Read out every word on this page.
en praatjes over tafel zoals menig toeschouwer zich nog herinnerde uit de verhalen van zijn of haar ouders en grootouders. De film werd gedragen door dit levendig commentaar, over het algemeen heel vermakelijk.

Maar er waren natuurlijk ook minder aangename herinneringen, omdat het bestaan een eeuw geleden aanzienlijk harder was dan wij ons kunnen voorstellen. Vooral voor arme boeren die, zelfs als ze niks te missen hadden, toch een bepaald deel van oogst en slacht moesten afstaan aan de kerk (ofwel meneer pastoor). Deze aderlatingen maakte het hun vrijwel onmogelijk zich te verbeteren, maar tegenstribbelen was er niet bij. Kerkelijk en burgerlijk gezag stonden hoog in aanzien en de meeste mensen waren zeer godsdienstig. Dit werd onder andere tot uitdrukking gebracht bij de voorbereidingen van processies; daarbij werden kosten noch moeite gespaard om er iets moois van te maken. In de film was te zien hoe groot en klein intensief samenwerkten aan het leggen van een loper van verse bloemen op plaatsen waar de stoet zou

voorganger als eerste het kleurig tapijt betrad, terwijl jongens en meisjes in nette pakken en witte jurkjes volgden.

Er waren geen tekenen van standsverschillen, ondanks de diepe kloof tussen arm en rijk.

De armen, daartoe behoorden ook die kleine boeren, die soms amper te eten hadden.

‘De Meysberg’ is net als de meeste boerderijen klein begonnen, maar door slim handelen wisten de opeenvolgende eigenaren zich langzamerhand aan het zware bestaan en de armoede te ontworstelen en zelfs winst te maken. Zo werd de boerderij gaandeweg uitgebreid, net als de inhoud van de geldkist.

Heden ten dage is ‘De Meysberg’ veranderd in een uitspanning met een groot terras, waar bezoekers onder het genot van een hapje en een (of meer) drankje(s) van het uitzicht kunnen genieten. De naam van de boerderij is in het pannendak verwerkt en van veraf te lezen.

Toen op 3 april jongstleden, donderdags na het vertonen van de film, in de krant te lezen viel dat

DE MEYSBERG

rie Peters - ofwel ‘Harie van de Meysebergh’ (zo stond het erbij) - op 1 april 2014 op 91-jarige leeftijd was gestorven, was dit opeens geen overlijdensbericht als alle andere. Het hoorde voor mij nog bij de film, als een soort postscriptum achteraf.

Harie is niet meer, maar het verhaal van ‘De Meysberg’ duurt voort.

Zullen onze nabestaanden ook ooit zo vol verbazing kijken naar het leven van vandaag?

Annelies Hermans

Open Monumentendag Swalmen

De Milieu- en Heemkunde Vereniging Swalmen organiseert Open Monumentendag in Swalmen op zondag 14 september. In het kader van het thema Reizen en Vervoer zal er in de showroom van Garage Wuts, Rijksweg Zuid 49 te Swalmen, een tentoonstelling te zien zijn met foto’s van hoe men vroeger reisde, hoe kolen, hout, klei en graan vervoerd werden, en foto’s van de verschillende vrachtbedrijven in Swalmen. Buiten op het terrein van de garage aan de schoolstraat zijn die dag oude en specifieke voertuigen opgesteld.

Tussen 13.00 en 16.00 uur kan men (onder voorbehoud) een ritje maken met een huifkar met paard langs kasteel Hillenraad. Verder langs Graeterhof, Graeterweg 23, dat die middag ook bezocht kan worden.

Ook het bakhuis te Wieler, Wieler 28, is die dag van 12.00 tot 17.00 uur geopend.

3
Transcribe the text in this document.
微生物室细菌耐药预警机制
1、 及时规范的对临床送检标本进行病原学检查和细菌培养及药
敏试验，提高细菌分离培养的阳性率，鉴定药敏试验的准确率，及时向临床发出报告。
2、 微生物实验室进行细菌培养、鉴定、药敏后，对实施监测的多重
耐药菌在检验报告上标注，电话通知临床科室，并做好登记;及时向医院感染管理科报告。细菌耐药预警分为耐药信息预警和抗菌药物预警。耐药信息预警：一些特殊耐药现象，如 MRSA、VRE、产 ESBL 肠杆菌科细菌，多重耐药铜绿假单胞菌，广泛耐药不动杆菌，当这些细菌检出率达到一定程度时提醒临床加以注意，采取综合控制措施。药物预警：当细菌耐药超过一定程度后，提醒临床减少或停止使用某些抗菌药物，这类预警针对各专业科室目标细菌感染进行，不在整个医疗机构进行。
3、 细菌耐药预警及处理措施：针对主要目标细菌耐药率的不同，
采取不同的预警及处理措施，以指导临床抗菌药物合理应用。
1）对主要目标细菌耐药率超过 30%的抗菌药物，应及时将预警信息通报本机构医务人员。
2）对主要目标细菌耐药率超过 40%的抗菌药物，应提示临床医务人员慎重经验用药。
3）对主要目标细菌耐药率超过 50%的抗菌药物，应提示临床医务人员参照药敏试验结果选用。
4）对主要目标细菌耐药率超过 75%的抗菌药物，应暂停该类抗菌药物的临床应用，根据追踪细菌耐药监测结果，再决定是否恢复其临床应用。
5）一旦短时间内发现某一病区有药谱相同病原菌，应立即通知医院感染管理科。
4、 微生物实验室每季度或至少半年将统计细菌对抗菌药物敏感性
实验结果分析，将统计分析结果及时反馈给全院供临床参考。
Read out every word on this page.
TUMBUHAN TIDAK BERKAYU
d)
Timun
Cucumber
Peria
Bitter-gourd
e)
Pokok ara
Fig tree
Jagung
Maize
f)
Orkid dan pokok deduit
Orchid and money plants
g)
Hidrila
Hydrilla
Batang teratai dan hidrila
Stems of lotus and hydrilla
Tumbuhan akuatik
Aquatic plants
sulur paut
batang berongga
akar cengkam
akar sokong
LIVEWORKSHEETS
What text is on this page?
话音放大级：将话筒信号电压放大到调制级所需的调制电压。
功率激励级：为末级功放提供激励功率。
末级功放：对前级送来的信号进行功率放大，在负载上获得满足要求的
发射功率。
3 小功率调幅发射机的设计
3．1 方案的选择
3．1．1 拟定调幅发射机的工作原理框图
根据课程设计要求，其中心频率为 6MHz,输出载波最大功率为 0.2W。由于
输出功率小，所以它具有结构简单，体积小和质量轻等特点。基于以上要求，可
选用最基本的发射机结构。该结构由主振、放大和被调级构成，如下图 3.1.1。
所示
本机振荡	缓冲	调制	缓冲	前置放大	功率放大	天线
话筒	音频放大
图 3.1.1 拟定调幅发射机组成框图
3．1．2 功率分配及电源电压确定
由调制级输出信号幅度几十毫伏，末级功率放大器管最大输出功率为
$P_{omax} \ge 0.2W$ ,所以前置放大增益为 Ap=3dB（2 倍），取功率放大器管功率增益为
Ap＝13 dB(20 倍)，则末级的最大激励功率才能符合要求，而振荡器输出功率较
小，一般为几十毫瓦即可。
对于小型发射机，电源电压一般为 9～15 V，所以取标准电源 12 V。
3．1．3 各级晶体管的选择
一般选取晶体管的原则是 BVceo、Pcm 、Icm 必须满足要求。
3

◇ ◇ ◇ ◇ ◇ ◇ ◇

Examine the records and pull out every line where the string "plants" occurs.

Orchid and money plants
Aquatic plants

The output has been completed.